Work to complete> Set down the material once more, exactly as it appears.

Dataset items:
::::

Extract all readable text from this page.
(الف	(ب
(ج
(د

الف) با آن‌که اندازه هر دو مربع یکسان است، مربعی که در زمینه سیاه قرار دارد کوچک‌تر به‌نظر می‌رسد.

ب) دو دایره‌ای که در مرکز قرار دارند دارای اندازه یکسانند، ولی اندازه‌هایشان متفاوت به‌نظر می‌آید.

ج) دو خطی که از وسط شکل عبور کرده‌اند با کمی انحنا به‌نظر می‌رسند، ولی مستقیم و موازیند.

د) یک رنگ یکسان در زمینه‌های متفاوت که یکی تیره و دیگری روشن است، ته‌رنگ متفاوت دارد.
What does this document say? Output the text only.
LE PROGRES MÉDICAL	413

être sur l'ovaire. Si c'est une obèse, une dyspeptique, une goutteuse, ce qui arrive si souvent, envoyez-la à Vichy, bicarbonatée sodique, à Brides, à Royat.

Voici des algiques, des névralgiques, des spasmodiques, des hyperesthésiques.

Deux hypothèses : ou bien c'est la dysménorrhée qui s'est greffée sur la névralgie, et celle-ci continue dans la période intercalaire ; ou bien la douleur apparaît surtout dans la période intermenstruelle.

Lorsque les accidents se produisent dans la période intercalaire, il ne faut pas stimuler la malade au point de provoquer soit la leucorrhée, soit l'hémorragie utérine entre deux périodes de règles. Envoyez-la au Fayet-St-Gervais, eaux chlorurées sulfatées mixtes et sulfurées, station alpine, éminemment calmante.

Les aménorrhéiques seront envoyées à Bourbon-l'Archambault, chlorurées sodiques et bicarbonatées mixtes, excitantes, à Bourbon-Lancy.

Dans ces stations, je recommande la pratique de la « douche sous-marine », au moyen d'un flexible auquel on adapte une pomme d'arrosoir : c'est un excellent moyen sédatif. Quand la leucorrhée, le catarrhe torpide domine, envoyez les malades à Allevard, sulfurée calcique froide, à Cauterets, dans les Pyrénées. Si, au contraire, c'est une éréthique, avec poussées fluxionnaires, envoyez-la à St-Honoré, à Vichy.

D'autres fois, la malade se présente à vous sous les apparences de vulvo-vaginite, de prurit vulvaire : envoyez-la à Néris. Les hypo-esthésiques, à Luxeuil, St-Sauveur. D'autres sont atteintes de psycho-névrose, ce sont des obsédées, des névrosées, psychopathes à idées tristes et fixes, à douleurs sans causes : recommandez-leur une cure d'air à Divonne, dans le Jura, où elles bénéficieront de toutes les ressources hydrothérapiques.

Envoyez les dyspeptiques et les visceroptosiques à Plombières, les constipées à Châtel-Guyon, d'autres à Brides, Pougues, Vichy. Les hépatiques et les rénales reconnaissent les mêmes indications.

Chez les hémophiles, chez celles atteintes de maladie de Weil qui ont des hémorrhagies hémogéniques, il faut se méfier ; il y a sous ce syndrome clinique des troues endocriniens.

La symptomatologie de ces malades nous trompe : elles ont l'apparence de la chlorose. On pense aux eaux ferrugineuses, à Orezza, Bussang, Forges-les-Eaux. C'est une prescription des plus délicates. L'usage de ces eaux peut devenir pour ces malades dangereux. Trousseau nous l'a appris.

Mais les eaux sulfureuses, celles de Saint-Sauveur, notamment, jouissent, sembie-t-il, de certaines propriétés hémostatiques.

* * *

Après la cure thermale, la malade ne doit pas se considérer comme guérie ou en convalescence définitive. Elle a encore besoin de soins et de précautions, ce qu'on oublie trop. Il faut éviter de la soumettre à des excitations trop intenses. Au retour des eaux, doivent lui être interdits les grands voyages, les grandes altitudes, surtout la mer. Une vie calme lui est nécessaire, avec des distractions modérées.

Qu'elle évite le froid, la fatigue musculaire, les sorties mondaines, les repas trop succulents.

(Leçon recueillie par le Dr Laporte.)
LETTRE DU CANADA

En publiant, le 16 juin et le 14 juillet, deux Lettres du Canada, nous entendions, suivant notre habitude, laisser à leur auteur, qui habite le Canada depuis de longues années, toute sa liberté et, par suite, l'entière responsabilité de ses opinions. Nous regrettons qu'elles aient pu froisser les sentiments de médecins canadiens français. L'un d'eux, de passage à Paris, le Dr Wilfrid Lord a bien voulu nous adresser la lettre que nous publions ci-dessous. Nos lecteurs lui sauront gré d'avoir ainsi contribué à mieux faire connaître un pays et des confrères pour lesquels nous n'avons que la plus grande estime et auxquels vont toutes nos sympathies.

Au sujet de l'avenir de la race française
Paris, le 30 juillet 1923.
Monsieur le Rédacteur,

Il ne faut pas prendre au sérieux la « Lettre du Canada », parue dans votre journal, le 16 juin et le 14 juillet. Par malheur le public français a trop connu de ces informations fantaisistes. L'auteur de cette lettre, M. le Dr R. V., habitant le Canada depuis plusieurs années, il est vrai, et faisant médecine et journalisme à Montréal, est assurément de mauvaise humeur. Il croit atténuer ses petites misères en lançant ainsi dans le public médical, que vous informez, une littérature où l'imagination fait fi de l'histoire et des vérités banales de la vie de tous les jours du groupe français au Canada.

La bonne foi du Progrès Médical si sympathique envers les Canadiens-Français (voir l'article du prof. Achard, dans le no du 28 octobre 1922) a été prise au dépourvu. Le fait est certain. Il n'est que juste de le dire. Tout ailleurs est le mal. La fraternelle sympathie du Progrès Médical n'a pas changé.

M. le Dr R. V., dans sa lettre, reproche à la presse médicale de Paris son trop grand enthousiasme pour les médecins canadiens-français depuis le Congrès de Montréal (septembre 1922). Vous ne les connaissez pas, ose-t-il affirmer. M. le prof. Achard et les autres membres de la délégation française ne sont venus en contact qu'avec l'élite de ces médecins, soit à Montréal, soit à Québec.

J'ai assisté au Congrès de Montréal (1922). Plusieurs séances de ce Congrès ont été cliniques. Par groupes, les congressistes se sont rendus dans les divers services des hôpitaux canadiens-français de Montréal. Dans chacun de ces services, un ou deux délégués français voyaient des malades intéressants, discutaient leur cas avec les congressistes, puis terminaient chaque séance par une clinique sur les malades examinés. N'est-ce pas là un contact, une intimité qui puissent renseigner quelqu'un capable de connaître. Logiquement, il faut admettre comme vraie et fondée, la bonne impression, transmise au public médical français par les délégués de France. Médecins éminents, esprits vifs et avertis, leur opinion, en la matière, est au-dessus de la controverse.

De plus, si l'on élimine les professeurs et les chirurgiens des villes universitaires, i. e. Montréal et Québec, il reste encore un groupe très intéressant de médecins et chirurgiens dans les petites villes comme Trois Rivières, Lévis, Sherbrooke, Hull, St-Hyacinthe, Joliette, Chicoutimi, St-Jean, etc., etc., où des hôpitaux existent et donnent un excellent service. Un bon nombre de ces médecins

::::

Result>
Extract all readable text from this page.
(الف	(ب
(ج
(د

الف) با آن‌که اندازه هر دو مربع یکسان است، مربعی که در زمینه سیاه قرار دارد کوچک‌تر به‌نظر می‌رسد.

ب) دو دایره‌ای که در مرکز قرار دارند دارای اندازه یکسانند، ولی اندازه‌هایشان متفاوت به‌نظر می‌آید.

ج) دو خطی که از وسط شکل عبور کرده‌اند با کمی انحنا به‌نظر می‌رسند، ولی مستقیم و موازیند.

د) یک رنگ یکسان در زمینه‌های متفاوت که یکی تیره و دیگری روشن است، ته‌رنگ متفاوت دارد.
What does this document say? Output the text only.
LE PROGRES MÉDICAL	413

être sur l'ovaire. Si c'est une obèse, une dyspeptique, une goutteuse, ce qui arrive si souvent, envoyez-la à Vichy, bicarbonatée sodique, à Brides, à Royat.

Voici des algiques, des névralgiques, des spasmodiques, des hyperesthésiques.

Deux hypothèses : ou bien c'est la dysménorrhée qui s'est greffée sur la névralgie, et celle-ci continue dans la période intercalaire ; ou bien la douleur apparaît surtout dans la période intermenstruelle.

Lorsque les accidents se produisent dans la période intercalaire, il ne faut pas stimuler la malade au point de provoquer soit la leucorrhée, soit l'hémorragie utérine entre deux périodes de règles. Envoyez-la au Fayet-St-Gervais, eaux chlorurées sulfatées mixtes et sulfurées, station alpine, éminemment calmante.

Les aménorrhéiques seront envoyées à Bourbon-l'Archambault, chlorurées sodiques et bicarbonatées mixtes, excitantes, à Bourbon-Lancy.

Dans ces stations, je recommande la pratique de la « douche sous-marine », au moyen d'un flexible auquel on adapte une pomme d'arrosoir : c'est un excellent moyen sédatif. Quand la leucorrhée, le catarrhe torpide domine, envoyez les malades à Allevard, sulfurée calcique froide, à Cauterets, dans les Pyrénées. Si, au contraire, c'est une éréthique, avec poussées fluxionnaires, envoyez-la à St-Honoré, à Vichy.

D'autres fois, la malade se présente à vous sous les apparences de vulvo-vaginite, de prurit vulvaire : envoyez-la à Néris. Les hypo-esthésiques, à Luxeuil, St-Sauveur. D'autres sont atteintes de psycho-névrose, ce sont des obsédées, des névrosées, psychopathes à idées tristes et fixes, à douleurs sans causes : recommandez-leur une cure d'air à Divonne, dans le Jura, où elles bénéficieront de toutes les ressources hydrothérapiques.

Envoyez les dyspeptiques et les visceroptosiques à Plombières, les constipées à Châtel-Guyon, d'autres à Brides, Pougues, Vichy. Les hépatiques et les rénales reconnaissent les mêmes indications.

Chez les hémophiles, chez celles atteintes de maladie de Weil qui ont des hémorrhagies hémogéniques, il faut se méfier ; il y a sous ce syndrome clinique des troues endocriniens.

La symptomatologie de ces malades nous trompe : elles ont l'apparence de la chlorose. On pense aux eaux ferrugineuses, à Orezza, Bussang, Forges-les-Eaux. C'est une prescription des plus délicates. L'usage de ces eaux peut devenir pour ces malades dangereux. Trousseau nous l'a appris.

Mais les eaux sulfureuses, celles de Saint-Sauveur, notamment, jouissent, sembie-t-il, de certaines propriétés hémostatiques.

* * *

Après la cure thermale, la malade ne doit pas se considérer comme guérie ou en convalescence définitive. Elle a encore besoin de soins et de précautions, ce qu'on oublie trop. Il faut éviter de la soumettre à des excitations trop intenses. Au retour des eaux, doivent lui être interdits les grands voyages, les grandes altitudes, surtout la mer. Une vie calme lui est nécessaire, avec des distractions modérées.

Qu'elle évite le froid, la fatigue musculaire, les sorties mondaines, les repas trop succulents.

(Leçon recueillie par le Dr Laporte.)
LETTRE DU CANADA

En publiant, le 16 juin et le 14 juillet, deux Lettres du Canada, nous entendions, suivant notre habitude, laisser à leur auteur, qui habite le Canada depuis de longues années, toute sa liberté et, par suite, l'entière responsabilité de ses opinions. Nous regrettons qu'elles aient pu froisser les sentiments de médecins canadiens français. L'un d'eux, de passage à Paris, le Dr Wilfrid Lord a bien voulu nous adresser la lettre que nous publions ci-dessous. Nos lecteurs lui sauront gré d'avoir ainsi contribué à mieux faire connaître un pays et des confrères pour lesquels nous n'avons que la plus grande estime et auxquels vont toutes nos sympathies.

Au sujet de l'avenir de la race française
Paris, le 30 juillet 1923.
Monsieur le Rédacteur,

Il ne faut pas prendre au sérieux la « Lettre du Canada », parue dans votre journal, le 16 juin et le 14 juillet. Par malheur le public français a trop connu de ces informations fantaisistes. L'auteur de cette lettre, M. le Dr R. V., habitant le Canada depuis plusieurs années, il est vrai, et faisant médecine et journalisme à Montréal, est assurément de mauvaise humeur. Il croit atténuer ses petites misères en lançant ainsi dans le public médical, que vous informez, une littérature où l'imagination fait fi de l'histoire et des vérités banales de la vie de tous les jours du groupe français au Canada.

La bonne foi du Progrès Médical si sympathique envers les Canadiens-Français (voir l'article du prof. Achard, dans le no du 28 octobre 1922) a été prise au dépourvu. Le fait est certain. Il n'est que juste de le dire. Tout ailleurs est le mal. La fraternelle sympathie du Progrès Médical n'a pas changé.

M. le Dr R. V., dans sa lettre, reproche à la presse médicale de Paris son trop grand enthousiasme pour les médecins canadiens-français depuis le Congrès de Montréal (septembre 1922). Vous ne les connaissez pas, ose-t-il affirmer. M. le prof. Achard et les autres membres de la délégation française ne sont venus en contact qu'avec l'élite de ces médecins, soit à Montréal, soit à Québec.

J'ai assisté au Congrès de Montréal (1922). Plusieurs séances de ce Congrès ont été cliniques. Par groupes, les congressistes se sont rendus dans les divers services des hôpitaux canadiens-français de Montréal. Dans chacun de ces services, un ou deux délégués français voyaient des malades intéressants, discutaient leur cas avec les congressistes, puis terminaient chaque séance par une clinique sur les malades examinés. N'est-ce pas là un contact, une intimité qui puissent renseigner quelqu'un capable de connaître. Logiquement, il faut admettre comme vraie et fondée, la bonne impression, transmise au public médical français par les délégués de France. Médecins éminents, esprits vifs et avertis, leur opinion, en la matière, est au-dessus de la controverse.

De plus, si l'on élimine les professeurs et les chirurgiens des villes universitaires, i. e. Montréal et Québec, il reste encore un groupe très intéressant de médecins et chirurgiens dans les petites villes comme Trois Rivières, Lévis, Sherbrooke, Hull, St-Hyacinthe, Joliette, Chicoutimi, St-Jean, etc., etc., où des hôpitaux existent et donnent un excellent service. Un bon nombre de ces médecins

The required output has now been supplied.